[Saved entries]
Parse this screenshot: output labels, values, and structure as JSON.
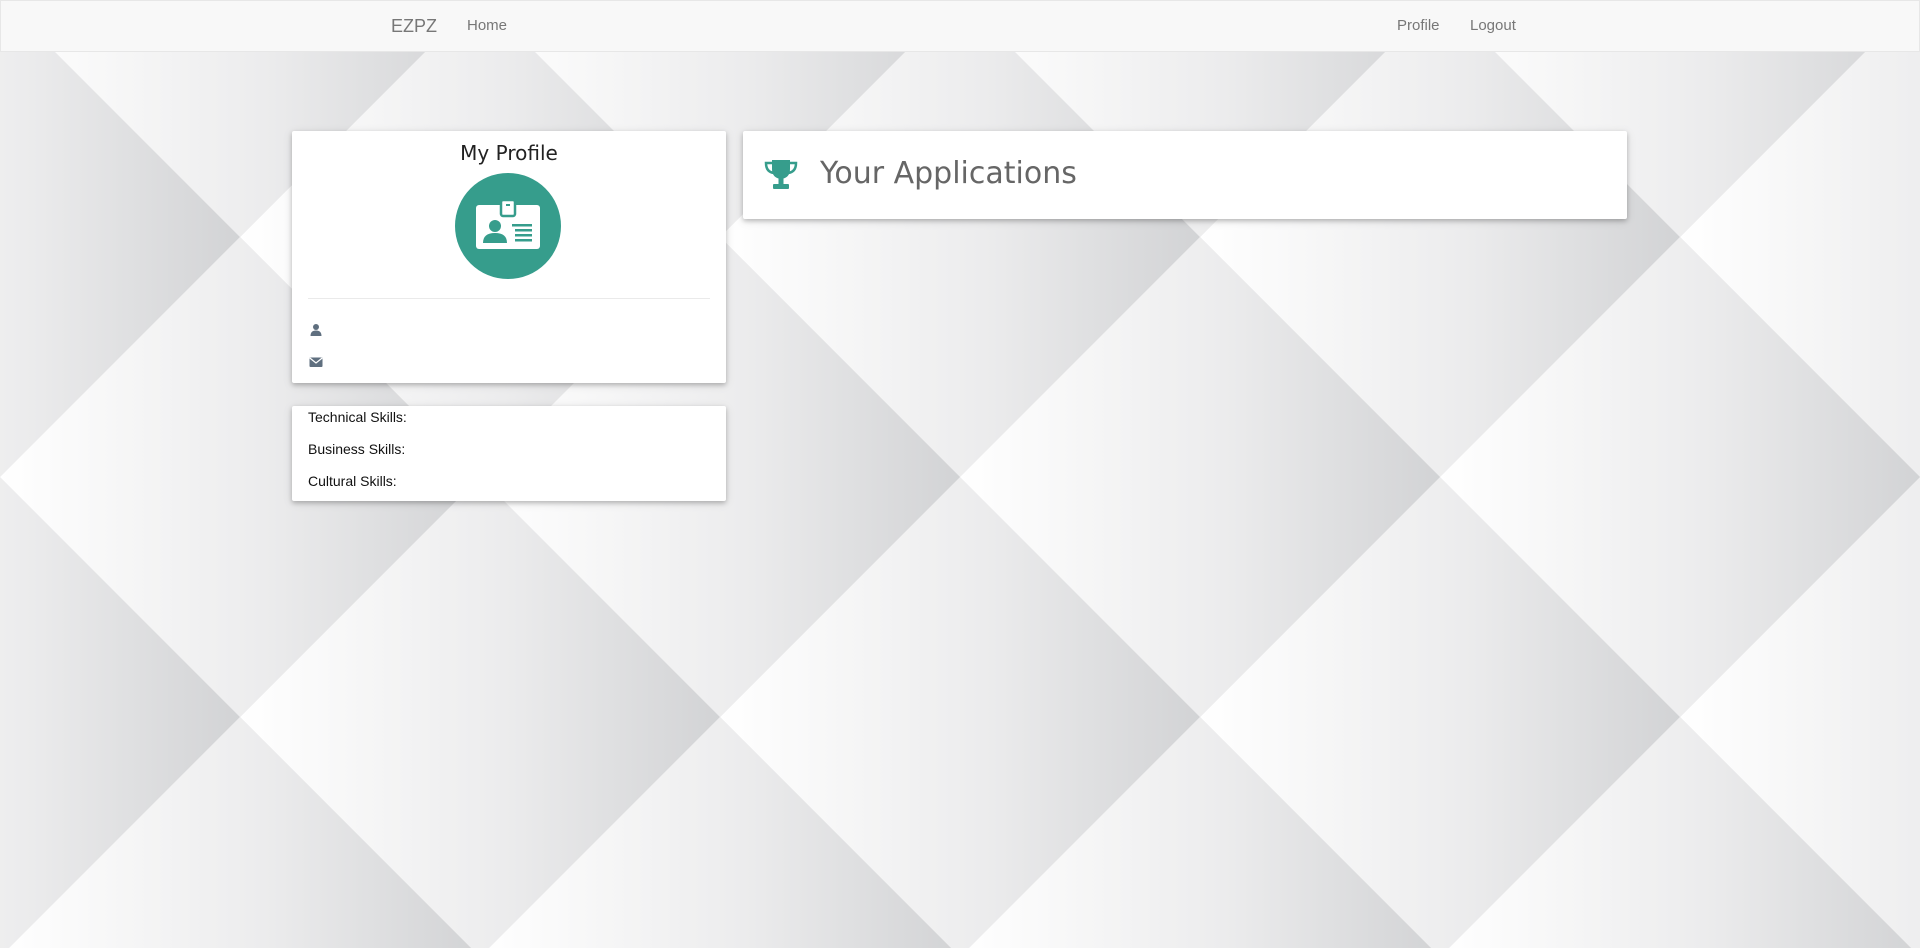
{
  "navbar": {
    "brand": "EZPZ",
    "home_label": "Home",
    "profile_label": "Profile",
    "logout_label": "Logout"
  },
  "profile": {
    "title": "My Profile",
    "avatar_icon": "id-card-icon",
    "username": "",
    "email": "",
    "user_icon": "user-icon",
    "email_icon": "envelope-icon"
  },
  "skills": {
    "technical_label": "Technical Skills:",
    "business_label": "Business Skills:",
    "cultural_label": "Cultural Skills:"
  },
  "applications": {
    "title": "Your Applications",
    "icon": "trophy-icon"
  },
  "colors": {
    "accent": "#369d8c",
    "navbar_bg": "#f8f8f8",
    "nav_text": "#777777",
    "icon_gray": "#5f6f7f"
  }
}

**Work to be completed:** Keep the pictures out and write out the records exactly.

**Response for this exercise:**
Parse this screenshot: output labels, values, and structure as JSON.
{
  "navbar": {
    "brand": "EZPZ",
    "home_label": "Home",
    "profile_label": "Profile",
    "logout_label": "Logout"
  },
  "profile": {
    "title": "My Profile",
    "avatar_icon": "id-card-icon",
    "username": "",
    "email": "",
    "user_icon": "user-icon",
    "email_icon": "envelope-icon"
  },
  "skills": {
    "technical_label": "Technical Skills:",
    "business_label": "Business Skills:",
    "cultural_label": "Cultural Skills:"
  },
  "applications": {
    "title": "Your Applications",
    "icon": "trophy-icon"
  },
  "colors": {
    "accent": "#369d8c",
    "navbar_bg": "#f8f8f8",
    "nav_text": "#777777",
    "icon_gray": "#5f6f7f"
  }
}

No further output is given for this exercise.